## Task to carry out
Copy, from the entries below, each line where the word "partíció" can be found.
Task material start
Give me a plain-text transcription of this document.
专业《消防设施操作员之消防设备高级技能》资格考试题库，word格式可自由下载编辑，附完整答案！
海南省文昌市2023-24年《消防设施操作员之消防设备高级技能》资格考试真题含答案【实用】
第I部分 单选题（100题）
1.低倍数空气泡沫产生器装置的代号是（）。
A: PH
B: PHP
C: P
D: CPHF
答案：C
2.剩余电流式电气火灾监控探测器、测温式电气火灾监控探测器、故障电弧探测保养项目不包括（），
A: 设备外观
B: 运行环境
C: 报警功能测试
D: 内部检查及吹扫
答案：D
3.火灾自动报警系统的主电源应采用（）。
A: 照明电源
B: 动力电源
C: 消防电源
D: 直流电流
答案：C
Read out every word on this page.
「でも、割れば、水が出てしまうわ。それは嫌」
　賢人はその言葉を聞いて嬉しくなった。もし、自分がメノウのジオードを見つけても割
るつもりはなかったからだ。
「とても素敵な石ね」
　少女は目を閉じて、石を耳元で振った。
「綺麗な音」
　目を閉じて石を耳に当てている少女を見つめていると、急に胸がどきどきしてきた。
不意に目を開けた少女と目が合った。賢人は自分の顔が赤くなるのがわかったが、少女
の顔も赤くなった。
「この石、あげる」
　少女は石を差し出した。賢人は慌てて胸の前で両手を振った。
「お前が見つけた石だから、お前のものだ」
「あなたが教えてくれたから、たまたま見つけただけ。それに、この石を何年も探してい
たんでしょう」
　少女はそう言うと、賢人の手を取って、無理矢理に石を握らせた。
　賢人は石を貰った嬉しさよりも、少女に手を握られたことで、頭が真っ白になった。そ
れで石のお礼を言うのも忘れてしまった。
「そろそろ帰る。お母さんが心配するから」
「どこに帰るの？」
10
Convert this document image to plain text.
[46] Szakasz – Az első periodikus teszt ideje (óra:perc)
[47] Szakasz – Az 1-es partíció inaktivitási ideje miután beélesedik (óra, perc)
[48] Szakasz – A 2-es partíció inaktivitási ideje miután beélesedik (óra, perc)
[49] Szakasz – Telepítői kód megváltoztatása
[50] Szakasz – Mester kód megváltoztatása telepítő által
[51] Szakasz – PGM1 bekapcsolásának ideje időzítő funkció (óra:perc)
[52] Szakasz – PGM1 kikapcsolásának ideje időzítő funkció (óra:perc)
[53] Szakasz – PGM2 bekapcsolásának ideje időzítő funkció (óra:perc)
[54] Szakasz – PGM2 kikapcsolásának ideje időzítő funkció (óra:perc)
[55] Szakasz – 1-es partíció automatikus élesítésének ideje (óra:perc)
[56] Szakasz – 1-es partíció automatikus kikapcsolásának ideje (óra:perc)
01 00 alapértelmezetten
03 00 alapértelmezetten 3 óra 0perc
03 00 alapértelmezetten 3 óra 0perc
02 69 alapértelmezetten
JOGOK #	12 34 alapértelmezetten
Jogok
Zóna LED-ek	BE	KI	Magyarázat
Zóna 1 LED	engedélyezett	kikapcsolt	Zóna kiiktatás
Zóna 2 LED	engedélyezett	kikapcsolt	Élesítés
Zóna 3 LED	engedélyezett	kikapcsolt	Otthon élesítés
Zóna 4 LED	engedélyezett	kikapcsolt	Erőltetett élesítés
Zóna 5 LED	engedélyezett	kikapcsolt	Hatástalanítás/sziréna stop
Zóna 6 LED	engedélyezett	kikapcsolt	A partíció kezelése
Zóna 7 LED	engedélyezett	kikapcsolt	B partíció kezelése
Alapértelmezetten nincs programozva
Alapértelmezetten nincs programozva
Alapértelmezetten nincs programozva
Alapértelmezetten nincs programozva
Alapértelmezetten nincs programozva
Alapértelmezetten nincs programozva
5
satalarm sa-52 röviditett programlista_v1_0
Task material end
## Right answer
[47] Szakasz – Az 1-es partíció inaktivitási ideje miután beélesedik (óra, perc)
[48] Szakasz – A 2-es partíció inaktivitási ideje miután beélesedik (óra, perc)
[55] Szakasz – 1-es partíció automatikus élesítésének ideje (óra:perc)
[56] Szakasz – 1-es partíció automatikus kikapcsolásának ideje (óra:perc)
Zóna 6 LED	engedélyezett	kikapcsolt	A partíció kezelése
Zóna 7 LED	engedélyezett	kikapcsolt	B partíció kezelése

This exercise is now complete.